> DIRECTION: Go through each line of the records below and count those with the word "требованиям"; give only the total.
#### EXTRACTED ENTRIES
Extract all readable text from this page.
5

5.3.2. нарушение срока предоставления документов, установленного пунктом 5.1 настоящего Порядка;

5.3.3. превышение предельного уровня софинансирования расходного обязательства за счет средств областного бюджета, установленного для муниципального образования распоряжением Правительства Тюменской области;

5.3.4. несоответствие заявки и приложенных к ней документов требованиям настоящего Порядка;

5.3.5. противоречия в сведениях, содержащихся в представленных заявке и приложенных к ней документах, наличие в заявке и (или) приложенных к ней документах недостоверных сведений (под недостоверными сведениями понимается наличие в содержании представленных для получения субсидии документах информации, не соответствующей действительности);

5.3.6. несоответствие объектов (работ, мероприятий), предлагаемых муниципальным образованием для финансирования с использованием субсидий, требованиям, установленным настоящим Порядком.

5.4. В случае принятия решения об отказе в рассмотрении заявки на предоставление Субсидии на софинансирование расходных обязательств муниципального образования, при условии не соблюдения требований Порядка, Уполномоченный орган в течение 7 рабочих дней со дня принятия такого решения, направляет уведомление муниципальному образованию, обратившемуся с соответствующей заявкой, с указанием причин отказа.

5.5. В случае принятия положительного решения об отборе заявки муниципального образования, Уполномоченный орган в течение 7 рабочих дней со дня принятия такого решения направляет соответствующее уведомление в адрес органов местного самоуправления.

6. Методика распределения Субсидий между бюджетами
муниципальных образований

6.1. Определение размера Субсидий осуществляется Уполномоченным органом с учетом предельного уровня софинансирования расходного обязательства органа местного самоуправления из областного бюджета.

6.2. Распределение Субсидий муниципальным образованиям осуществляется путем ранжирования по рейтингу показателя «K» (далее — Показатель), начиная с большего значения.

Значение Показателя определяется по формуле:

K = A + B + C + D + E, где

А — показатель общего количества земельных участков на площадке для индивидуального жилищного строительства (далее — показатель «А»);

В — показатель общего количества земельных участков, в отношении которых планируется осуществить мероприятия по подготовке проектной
########
#### EXTRACTED ENTRIES
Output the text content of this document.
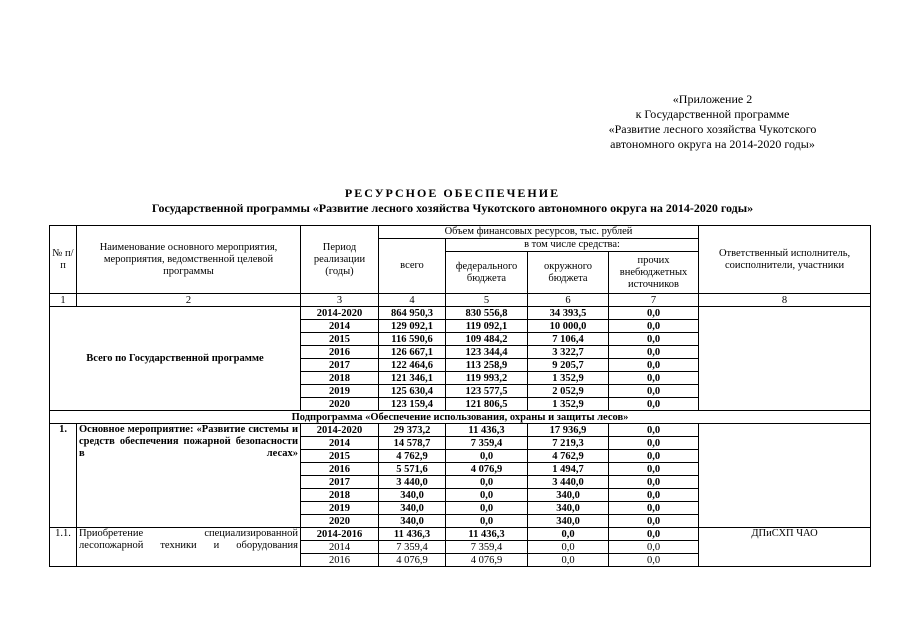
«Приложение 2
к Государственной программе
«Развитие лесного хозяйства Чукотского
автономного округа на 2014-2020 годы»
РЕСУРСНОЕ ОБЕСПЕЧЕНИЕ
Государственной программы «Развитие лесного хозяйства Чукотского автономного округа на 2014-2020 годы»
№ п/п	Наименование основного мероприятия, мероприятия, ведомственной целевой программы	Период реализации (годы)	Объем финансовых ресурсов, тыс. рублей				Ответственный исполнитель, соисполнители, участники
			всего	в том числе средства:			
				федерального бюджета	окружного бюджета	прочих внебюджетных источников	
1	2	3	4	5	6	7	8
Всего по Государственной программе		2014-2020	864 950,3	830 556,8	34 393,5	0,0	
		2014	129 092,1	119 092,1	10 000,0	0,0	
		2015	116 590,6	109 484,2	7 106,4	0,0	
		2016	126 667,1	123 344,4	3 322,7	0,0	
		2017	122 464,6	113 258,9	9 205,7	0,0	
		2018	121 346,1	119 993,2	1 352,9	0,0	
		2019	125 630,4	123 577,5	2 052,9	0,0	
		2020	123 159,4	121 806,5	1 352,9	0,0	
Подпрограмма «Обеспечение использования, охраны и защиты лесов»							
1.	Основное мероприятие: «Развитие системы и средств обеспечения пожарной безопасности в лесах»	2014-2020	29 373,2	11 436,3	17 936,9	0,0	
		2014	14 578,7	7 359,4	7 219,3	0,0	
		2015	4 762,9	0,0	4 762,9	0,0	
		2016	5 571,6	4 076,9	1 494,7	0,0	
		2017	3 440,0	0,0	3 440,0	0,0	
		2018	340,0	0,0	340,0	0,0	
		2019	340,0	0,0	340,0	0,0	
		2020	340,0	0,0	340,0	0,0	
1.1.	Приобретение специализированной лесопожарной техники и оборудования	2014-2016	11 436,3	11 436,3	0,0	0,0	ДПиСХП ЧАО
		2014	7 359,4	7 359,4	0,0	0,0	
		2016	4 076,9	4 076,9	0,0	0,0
########
#### EXTRACTED ENTRIES
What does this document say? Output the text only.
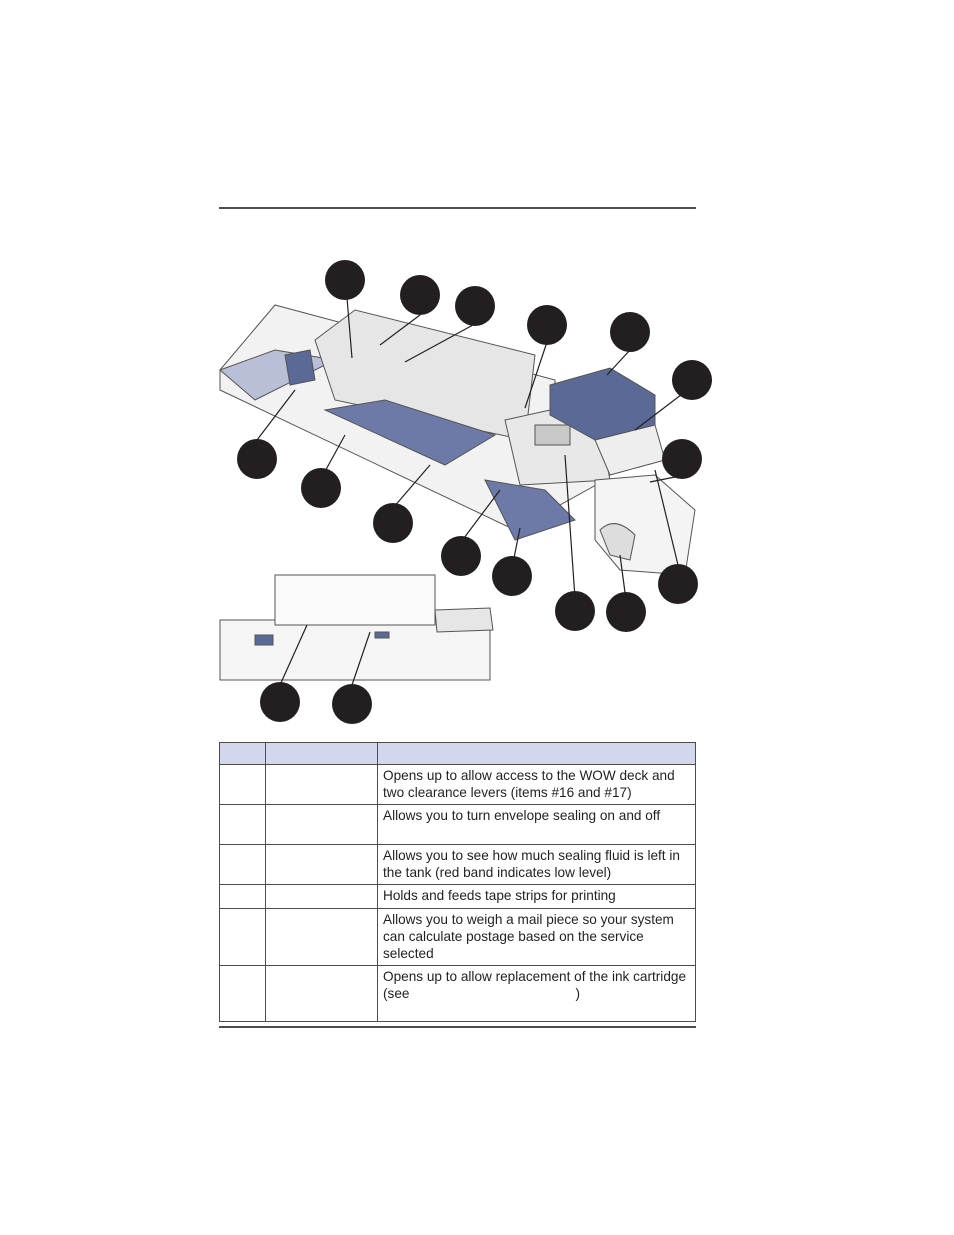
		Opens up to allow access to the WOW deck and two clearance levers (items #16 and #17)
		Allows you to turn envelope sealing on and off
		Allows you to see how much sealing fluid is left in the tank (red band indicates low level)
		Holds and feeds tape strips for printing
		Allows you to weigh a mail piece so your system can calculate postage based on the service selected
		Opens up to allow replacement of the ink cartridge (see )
########
> FINAL RESULT: 2